## What is required
Transcribe every record that appears below, exactly and in full.

## Records provided
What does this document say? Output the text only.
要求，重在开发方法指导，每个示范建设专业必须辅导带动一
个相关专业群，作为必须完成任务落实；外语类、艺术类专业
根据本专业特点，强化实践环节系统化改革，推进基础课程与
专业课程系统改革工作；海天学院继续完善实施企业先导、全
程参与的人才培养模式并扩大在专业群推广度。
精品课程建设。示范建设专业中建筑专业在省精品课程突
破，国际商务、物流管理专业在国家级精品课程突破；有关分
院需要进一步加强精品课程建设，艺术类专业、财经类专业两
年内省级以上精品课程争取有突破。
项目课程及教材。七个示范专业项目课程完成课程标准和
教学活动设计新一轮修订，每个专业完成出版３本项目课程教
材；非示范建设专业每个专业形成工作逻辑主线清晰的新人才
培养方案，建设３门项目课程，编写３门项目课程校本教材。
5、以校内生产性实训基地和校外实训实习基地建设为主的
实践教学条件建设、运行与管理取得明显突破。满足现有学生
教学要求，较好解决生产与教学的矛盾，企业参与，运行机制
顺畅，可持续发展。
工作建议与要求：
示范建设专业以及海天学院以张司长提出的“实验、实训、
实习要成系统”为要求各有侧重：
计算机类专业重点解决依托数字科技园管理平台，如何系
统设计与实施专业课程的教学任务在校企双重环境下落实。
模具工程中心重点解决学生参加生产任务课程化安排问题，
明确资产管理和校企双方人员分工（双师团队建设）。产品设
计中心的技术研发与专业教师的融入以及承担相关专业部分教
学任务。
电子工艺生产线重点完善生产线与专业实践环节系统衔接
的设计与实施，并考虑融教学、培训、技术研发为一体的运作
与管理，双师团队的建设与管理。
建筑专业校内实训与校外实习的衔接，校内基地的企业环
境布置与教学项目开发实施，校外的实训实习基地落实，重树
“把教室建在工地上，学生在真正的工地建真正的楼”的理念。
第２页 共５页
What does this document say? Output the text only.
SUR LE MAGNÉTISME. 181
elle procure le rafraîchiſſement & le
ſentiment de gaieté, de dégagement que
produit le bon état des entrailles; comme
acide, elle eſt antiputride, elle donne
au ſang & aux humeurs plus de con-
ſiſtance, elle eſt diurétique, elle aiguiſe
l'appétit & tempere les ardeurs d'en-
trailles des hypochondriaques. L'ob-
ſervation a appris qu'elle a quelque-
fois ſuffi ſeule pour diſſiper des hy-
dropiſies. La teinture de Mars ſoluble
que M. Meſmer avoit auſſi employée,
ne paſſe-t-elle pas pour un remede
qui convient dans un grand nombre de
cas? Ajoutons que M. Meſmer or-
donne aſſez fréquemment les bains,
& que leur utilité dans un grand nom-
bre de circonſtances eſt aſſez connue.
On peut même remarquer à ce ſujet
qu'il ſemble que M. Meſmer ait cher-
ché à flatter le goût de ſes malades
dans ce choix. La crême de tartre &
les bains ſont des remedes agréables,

## Output for this task
What does this document say? Output the text only.
要求，重在开发方法指导，每个示范建设专业必须辅导带动一
个相关专业群，作为必须完成任务落实；外语类、艺术类专业
根据本专业特点，强化实践环节系统化改革，推进基础课程与
专业课程系统改革工作；海天学院继续完善实施企业先导、全
程参与的人才培养模式并扩大在专业群推广度。
精品课程建设。示范建设专业中建筑专业在省精品课程突
破，国际商务、物流管理专业在国家级精品课程突破；有关分
院需要进一步加强精品课程建设，艺术类专业、财经类专业两
年内省级以上精品课程争取有突破。
项目课程及教材。七个示范专业项目课程完成课程标准和
教学活动设计新一轮修订，每个专业完成出版３本项目课程教
材；非示范建设专业每个专业形成工作逻辑主线清晰的新人才
培养方案，建设３门项目课程，编写３门项目课程校本教材。
5、以校内生产性实训基地和校外实训实习基地建设为主的
实践教学条件建设、运行与管理取得明显突破。满足现有学生
教学要求，较好解决生产与教学的矛盾，企业参与，运行机制
顺畅，可持续发展。
工作建议与要求：
示范建设专业以及海天学院以张司长提出的“实验、实训、
实习要成系统”为要求各有侧重：
计算机类专业重点解决依托数字科技园管理平台，如何系
统设计与实施专业课程的教学任务在校企双重环境下落实。
模具工程中心重点解决学生参加生产任务课程化安排问题，
明确资产管理和校企双方人员分工（双师团队建设）。产品设
计中心的技术研发与专业教师的融入以及承担相关专业部分教
学任务。
电子工艺生产线重点完善生产线与专业实践环节系统衔接
的设计与实施，并考虑融教学、培训、技术研发为一体的运作
与管理，双师团队的建设与管理。
建筑专业校内实训与校外实习的衔接，校内基地的企业环
境布置与教学项目开发实施，校外的实训实习基地落实，重树
“把教室建在工地上，学生在真正的工地建真正的楼”的理念。
第２页 共５页
What does this document say? Output the text only.
SUR LE MAGNÉTISME. 181
elle procure le rafraîchiſſement & le
ſentiment de gaieté, de dégagement que
produit le bon état des entrailles; comme
acide, elle eſt antiputride, elle donne
au ſang & aux humeurs plus de con-
ſiſtance, elle eſt diurétique, elle aiguiſe
l'appétit & tempere les ardeurs d'en-
trailles des hypochondriaques. L'ob-
ſervation a appris qu'elle a quelque-
fois ſuffi ſeule pour diſſiper des hy-
dropiſies. La teinture de Mars ſoluble
que M. Meſmer avoit auſſi employée,
ne paſſe-t-elle pas pour un remede
qui convient dans un grand nombre de
cas? Ajoutons que M. Meſmer or-
donne aſſez fréquemment les bains,
& que leur utilité dans un grand nom-
bre de circonſtances eſt aſſez connue.
On peut même remarquer à ce ſujet
qu'il ſemble que M. Meſmer ait cher-
ché à flatter le goût de ſes malades
dans ce choix. La crême de tartre &
les bains ſont des remedes agréables,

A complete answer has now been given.